> Texte source:
La tension monte en Palestine après l’assassinat de trois jeunes israéliens, suivi de celui d’un jeune Palestinien. Cependant, l’hypothèse d’un tel meurtre avait été évoquée par le chef du Mossad, lors d’une réunion, une semaine plus tôt. Et précisément, cette affaire sert les intérêts du service secret.
Ce n’est pas un reproche au Mossad – il connaît son métier. Si bien même qu’il avait prédit, une semaine à l’avance, l’enlèvement des trois jeunes Israéliens qui a eu lieu le 12 juin dernier. Lors de la querelle à propos d’une éventuelle nouvelle loi de sécurité, le chef du Mossad, Tamir Pardo, avait posé cette question : « Que se passerait-il si, dans une semaine, on enlevait trois jeunes de 14 ans d’une des colonies ? » Gagné sur toute la ligne : exactement une semaine plus tard, trois jeunes Israéliens étaient effectivement enlevés. Hasard ? Ou le Mossad a-t-il lui-même mis en scène cet enlèvement ?
Car c’est tout de même bizarre. « Chaque fois que le gouvernement israélien se met dans l’impasse, ses ennemis accourent à la rescousse pour le tirer de ce mauvais pas », s’étonne Kevin Barrett, du site états-uniens Veterans Today. « C’est une marque de fabrique : les États-Unis exercent une pression sur Israël pour qu’il abandonne des colonies ou qu’il arrête la construction de nouvelles colonies... et aussitôt, une bombe explose ».
La communauté internationale met Israël le dos au mur, et hop, de nouveau une nouvelle bombe. La communauté juive d’Argentine devient anti-sioniste – et l’ambassade israélienne ainsi que le centre de la communauté juive de Buenos-Aires explosent. « Et maintenant, au moment où le monde entier applaudit la coalition palestinienne nouvellement réconciliée du Hamas et du Fatah, Israël devient fou ; trois jeunes Israéliens sont enlevés et Israél commence une brutale razzia en Cisjordanie ».

> Consigne:
Recopiez sans rien modifier le passage de l'extrait sur le Mossad qui commence aux mots « Ce n’est pas » et s'arrête après « cet enlèvement ? ».

> Entrées du jeu de données:
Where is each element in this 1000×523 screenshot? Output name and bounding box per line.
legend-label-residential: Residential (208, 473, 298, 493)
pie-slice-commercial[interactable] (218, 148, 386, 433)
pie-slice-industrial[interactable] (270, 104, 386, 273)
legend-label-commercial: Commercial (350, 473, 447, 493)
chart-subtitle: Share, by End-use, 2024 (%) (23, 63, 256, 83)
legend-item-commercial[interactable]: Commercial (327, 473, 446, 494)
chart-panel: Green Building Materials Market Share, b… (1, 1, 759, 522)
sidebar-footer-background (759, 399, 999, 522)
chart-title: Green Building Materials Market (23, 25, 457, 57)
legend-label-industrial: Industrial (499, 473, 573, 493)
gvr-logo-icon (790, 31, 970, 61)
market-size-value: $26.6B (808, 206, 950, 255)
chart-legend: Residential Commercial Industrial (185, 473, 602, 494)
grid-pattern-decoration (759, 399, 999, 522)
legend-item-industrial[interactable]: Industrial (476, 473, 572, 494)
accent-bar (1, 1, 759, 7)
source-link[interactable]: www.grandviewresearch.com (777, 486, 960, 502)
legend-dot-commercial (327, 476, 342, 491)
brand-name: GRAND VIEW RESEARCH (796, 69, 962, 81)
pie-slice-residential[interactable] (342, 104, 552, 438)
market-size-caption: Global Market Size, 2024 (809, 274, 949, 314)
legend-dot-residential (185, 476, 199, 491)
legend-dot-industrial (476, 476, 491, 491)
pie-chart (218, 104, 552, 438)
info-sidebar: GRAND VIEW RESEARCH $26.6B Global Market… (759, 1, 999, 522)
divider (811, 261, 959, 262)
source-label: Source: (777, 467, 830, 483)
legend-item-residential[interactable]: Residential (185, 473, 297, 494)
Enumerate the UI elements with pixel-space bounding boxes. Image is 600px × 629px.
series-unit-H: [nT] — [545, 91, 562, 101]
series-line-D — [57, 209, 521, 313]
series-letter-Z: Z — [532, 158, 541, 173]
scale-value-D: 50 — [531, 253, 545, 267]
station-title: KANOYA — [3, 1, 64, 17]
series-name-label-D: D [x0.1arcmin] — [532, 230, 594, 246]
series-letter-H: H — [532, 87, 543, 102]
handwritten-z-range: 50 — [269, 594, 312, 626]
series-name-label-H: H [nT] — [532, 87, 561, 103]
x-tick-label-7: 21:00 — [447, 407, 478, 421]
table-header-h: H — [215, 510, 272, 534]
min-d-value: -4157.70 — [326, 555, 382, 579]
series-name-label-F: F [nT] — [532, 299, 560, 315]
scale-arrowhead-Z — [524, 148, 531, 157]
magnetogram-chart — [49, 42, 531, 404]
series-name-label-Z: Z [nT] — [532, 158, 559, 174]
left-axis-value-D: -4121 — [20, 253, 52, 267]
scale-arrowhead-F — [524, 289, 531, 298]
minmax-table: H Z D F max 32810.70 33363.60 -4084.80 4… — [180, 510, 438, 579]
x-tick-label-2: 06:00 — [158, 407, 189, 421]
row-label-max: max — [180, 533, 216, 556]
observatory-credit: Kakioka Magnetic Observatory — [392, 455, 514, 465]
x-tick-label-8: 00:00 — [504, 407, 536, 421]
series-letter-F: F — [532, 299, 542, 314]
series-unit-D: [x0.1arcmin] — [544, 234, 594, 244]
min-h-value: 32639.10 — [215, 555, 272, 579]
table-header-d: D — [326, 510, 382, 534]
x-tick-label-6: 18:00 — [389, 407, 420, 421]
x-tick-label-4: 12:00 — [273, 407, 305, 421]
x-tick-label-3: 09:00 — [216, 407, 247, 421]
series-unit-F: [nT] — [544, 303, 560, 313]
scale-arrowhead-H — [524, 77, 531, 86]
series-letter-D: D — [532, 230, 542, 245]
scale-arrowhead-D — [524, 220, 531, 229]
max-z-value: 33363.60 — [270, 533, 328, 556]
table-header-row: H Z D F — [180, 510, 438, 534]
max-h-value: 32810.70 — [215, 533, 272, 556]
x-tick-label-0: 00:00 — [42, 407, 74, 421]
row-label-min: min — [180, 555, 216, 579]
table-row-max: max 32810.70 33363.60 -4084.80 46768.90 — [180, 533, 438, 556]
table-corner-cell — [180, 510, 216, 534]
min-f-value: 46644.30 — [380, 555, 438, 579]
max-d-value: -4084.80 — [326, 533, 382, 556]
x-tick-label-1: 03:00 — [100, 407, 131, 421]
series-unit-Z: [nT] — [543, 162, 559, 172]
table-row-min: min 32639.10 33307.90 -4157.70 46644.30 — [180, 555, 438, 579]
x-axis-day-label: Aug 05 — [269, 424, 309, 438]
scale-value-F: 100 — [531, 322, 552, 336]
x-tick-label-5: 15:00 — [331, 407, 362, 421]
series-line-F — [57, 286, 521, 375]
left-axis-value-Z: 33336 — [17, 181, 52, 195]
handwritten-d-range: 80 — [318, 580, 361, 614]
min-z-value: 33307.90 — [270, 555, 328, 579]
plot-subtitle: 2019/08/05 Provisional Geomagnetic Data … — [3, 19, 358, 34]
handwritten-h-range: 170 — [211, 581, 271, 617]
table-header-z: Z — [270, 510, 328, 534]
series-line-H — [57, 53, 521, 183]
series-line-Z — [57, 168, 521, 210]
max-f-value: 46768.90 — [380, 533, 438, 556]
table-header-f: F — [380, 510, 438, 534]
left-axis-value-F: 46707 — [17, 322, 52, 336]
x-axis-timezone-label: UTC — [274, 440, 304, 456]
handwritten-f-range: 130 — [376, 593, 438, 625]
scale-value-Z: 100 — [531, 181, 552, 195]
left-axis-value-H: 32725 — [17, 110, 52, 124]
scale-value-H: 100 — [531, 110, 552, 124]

> Corrigé:
Ce n’est pas un reproche au Mossad – il connaît son métier. Si bien même qu’il avait prédit, une semaine à l’avance, l’enlèvement des trois jeunes Israéliens qui a eu lieu le 12 juin dernier. Lors de la querelle à propos d’une éventuelle nouvelle loi de sécurité, le chef du Mossad, Tamir Pardo, avait posé cette question : « Que se passerait-il si, dans une semaine, on enlevait trois jeunes de 14 ans d’une des colonies ? » Gagné sur toute la ligne : exactement une semaine plus tard, trois jeunes Israéliens étaient effectivement enlevés. Hasard ? Ou le Mossad a-t-il lui-même mis en scène cet enlèvement ?